» Required work
Reproduce the records exactly.

» Dataset records
== == ==

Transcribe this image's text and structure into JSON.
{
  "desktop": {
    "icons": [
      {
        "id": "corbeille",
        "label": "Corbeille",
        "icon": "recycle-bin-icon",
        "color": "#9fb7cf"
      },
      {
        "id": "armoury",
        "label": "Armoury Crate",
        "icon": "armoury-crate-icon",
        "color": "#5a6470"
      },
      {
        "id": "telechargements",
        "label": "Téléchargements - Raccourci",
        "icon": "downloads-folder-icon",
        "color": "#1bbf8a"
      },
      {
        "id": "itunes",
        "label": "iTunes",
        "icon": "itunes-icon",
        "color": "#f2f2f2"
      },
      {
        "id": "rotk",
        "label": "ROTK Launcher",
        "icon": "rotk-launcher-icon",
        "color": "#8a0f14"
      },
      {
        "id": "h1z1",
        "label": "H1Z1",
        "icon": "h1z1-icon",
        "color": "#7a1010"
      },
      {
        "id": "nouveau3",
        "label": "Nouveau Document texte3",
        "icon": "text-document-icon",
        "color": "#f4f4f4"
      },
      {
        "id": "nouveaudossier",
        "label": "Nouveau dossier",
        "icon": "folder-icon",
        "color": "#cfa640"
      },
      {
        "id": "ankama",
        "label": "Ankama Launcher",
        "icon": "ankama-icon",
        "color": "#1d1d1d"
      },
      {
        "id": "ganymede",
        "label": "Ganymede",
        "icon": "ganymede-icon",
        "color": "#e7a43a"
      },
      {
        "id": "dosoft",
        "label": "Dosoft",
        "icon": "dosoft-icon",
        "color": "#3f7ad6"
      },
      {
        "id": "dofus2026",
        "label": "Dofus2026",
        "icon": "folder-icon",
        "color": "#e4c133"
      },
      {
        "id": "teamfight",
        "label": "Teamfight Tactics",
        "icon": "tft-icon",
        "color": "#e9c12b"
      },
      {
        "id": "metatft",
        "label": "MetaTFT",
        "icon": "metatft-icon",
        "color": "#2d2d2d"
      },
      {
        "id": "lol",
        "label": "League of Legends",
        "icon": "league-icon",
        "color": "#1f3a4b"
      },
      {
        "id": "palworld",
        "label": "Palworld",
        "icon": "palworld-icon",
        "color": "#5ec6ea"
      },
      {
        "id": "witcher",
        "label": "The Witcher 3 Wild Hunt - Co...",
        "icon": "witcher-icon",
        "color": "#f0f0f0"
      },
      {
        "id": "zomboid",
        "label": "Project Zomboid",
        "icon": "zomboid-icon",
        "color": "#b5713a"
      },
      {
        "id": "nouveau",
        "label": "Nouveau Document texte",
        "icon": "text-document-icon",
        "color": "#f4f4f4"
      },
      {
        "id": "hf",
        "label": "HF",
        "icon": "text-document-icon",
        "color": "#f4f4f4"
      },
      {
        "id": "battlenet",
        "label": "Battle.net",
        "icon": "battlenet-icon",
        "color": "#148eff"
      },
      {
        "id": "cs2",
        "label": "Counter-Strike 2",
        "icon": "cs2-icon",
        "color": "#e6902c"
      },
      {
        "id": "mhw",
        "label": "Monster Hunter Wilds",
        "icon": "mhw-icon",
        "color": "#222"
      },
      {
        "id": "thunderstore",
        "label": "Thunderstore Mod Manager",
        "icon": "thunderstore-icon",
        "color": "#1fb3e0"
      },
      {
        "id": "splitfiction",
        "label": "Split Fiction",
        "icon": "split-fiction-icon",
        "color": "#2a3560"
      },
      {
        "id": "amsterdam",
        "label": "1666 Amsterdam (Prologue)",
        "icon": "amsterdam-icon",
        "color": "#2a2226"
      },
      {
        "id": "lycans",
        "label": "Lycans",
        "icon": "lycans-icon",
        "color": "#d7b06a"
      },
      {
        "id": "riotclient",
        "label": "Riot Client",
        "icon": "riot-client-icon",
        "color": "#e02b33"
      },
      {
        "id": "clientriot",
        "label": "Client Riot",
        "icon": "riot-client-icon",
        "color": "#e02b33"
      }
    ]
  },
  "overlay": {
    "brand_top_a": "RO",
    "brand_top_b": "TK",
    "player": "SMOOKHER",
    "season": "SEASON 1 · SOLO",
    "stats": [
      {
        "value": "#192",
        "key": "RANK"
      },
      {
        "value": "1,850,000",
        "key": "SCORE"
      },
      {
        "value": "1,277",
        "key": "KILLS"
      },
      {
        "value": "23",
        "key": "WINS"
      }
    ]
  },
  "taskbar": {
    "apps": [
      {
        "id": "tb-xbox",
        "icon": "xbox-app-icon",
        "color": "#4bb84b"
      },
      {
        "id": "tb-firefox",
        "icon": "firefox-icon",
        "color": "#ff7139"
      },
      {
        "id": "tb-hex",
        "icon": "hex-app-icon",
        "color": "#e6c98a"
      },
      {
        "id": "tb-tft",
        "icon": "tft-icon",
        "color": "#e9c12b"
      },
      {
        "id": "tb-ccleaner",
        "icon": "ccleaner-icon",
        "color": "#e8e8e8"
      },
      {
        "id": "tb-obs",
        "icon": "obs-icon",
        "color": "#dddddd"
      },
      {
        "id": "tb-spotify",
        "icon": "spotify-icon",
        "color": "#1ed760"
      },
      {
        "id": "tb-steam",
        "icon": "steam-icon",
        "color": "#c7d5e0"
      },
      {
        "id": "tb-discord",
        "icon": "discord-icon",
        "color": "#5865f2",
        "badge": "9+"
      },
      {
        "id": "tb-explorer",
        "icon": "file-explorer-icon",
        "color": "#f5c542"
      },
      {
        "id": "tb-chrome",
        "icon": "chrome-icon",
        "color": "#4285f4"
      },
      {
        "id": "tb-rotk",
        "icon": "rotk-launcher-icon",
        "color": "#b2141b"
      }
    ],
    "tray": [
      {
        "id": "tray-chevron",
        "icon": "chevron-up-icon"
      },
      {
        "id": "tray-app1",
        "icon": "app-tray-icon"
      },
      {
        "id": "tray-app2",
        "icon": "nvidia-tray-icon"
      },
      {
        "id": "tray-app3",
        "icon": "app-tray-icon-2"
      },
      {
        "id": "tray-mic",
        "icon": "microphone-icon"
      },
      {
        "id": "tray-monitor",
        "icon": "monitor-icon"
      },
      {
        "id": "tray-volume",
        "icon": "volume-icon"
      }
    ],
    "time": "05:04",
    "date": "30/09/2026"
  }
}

== == ==

» Full output
Transcribe this image's text and structure into JSON.
{
  "desktop": {
    "icons": [
      {
        "id": "corbeille",
        "label": "Corbeille",
        "icon": "recycle-bin-icon",
        "color": "#9fb7cf"
      },
      {
        "id": "armoury",
        "label": "Armoury Crate",
        "icon": "armoury-crate-icon",
        "color": "#5a6470"
      },
      {
        "id": "telechargements",
        "label": "Téléchargements - Raccourci",
        "icon": "downloads-folder-icon",
        "color": "#1bbf8a"
      },
      {
        "id": "itunes",
        "label": "iTunes",
        "icon": "itunes-icon",
        "color": "#f2f2f2"
      },
      {
        "id": "rotk",
        "label": "ROTK Launcher",
        "icon": "rotk-launcher-icon",
        "color": "#8a0f14"
      },
      {
        "id": "h1z1",
        "label": "H1Z1",
        "icon": "h1z1-icon",
        "color": "#7a1010"
      },
      {
        "id": "nouveau3",
        "label": "Nouveau Document texte3",
        "icon": "text-document-icon",
        "color": "#f4f4f4"
      },
      {
        "id": "nouveaudossier",
        "label": "Nouveau dossier",
        "icon": "folder-icon",
        "color": "#cfa640"
      },
      {
        "id": "ankama",
        "label": "Ankama Launcher",
        "icon": "ankama-icon",
        "color": "#1d1d1d"
      },
      {
        "id": "ganymede",
        "label": "Ganymede",
        "icon": "ganymede-icon",
        "color": "#e7a43a"
      },
      {
        "id": "dosoft",
        "label": "Dosoft",
        "icon": "dosoft-icon",
        "color": "#3f7ad6"
      },
      {
        "id": "dofus2026",
        "label": "Dofus2026",
        "icon": "folder-icon",
        "color": "#e4c133"
      },
      {
        "id": "teamfight",
        "label": "Teamfight Tactics",
        "icon": "tft-icon",
        "color": "#e9c12b"
      },
      {
        "id": "metatft",
        "label": "MetaTFT",
        "icon": "metatft-icon",
        "color": "#2d2d2d"
      },
      {
        "id": "lol",
        "label": "League of Legends",
        "icon": "league-icon",
        "color": "#1f3a4b"
      },
      {
        "id": "palworld",
        "label": "Palworld",
        "icon": "palworld-icon",
        "color": "#5ec6ea"
      },
      {
        "id": "witcher",
        "label": "The Witcher 3 Wild Hunt - Co...",
        "icon": "witcher-icon",
        "color": "#f0f0f0"
      },
      {
        "id": "zomboid",
        "label": "Project Zomboid",
        "icon": "zomboid-icon",
        "color": "#b5713a"
      },
      {
        "id": "nouveau",
        "label": "Nouveau Document texte",
        "icon": "text-document-icon",
        "color": "#f4f4f4"
      },
      {
        "id": "hf",
        "label": "HF",
        "icon": "text-document-icon",
        "color": "#f4f4f4"
      },
      {
        "id": "battlenet",
        "label": "Battle.net",
        "icon": "battlenet-icon",
        "color": "#148eff"
      },
      {
        "id": "cs2",
        "label": "Counter-Strike 2",
        "icon": "cs2-icon",
        "color": "#e6902c"
      },
      {
        "id": "mhw",
        "label": "Monster Hunter Wilds",
        "icon": "mhw-icon",
        "color": "#222"
      },
      {
        "id": "thunderstore",
        "label": "Thunderstore Mod Manager",
        "icon": "thunderstore-icon",
        "color": "#1fb3e0"
      },
      {
        "id": "splitfiction",
        "label": "Split Fiction",
        "icon": "split-fiction-icon",
        "color": "#2a3560"
      },
      {
        "id": "amsterdam",
        "label": "1666 Amsterdam (Prologue)",
        "icon": "amsterdam-icon",
        "color": "#2a2226"
      },
      {
        "id": "lycans",
        "label": "Lycans",
        "icon": "lycans-icon",
        "color": "#d7b06a"
      },
      {
        "id": "riotclient",
        "label": "Riot Client",
        "icon": "riot-client-icon",
        "color": "#e02b33"
      },
      {
        "id": "clientriot",
        "label": "Client Riot",
        "icon": "riot-client-icon",
        "color": "#e02b33"
      }
    ]
  },
  "overlay": {
    "brand_top_a": "RO",
    "brand_top_b": "TK",
    "player": "SMOOKHER",
    "season": "SEASON 1 · SOLO",
    "stats": [
      {
        "value": "#192",
        "key": "RANK"
      },
      {
        "value": "1,850,000",
        "key": "SCORE"
      },
      {
        "value": "1,277",
        "key": "KILLS"
      },
      {
        "value": "23",
        "key": "WINS"
      }
    ]
  },
  "taskbar": {
    "apps": [
      {
        "id": "tb-xbox",
        "icon": "xbox-app-icon",
        "color": "#4bb84b"
      },
      {
        "id": "tb-firefox",
        "icon": "firefox-icon",
        "color": "#ff7139"
      },
      {
        "id": "tb-hex",
        "icon": "hex-app-icon",
        "color": "#e6c98a"
      },
      {
        "id": "tb-tft",
        "icon": "tft-icon",
        "color": "#e9c12b"
      },
      {
        "id": "tb-ccleaner",
        "icon": "ccleaner-icon",
        "color": "#e8e8e8"
      },
      {
        "id": "tb-obs",
        "icon": "obs-icon",
        "color": "#dddddd"
      },
      {
        "id": "tb-spotify",
        "icon": "spotify-icon",
        "color": "#1ed760"
      },
      {
        "id": "tb-steam",
        "icon": "steam-icon",
        "color": "#c7d5e0"
      },
      {
        "id": "tb-discord",
        "icon": "discord-icon",
        "color": "#5865f2",
        "badge": "9+"
      },
      {
        "id": "tb-explorer",
        "icon": "file-explorer-icon",
        "color": "#f5c542"
      },
      {
        "id": "tb-chrome",
        "icon": "chrome-icon",
        "color": "#4285f4"
      },
      {
        "id": "tb-rotk",
        "icon": "rotk-launcher-icon",
        "color": "#b2141b"
      }
    ],
    "tray": [
      {
        "id": "tray-chevron",
        "icon": "chevron-up-icon"
      },
      {
        "id": "tray-app1",
        "icon": "app-tray-icon"
      },
      {
        "id": "tray-app2",
        "icon": "nvidia-tray-icon"
      },
      {
        "id": "tray-app3",
        "icon": "app-tray-icon-2"
      },
      {
        "id": "tray-mic",
        "icon": "microphone-icon"
      },
      {
        "id": "tray-monitor",
        "icon": "monitor-icon"
      },
      {
        "id": "tray-volume",
        "icon": "volume-icon"
      }
    ],
    "time": "05:04",
    "date": "30/09/2026"
  }
}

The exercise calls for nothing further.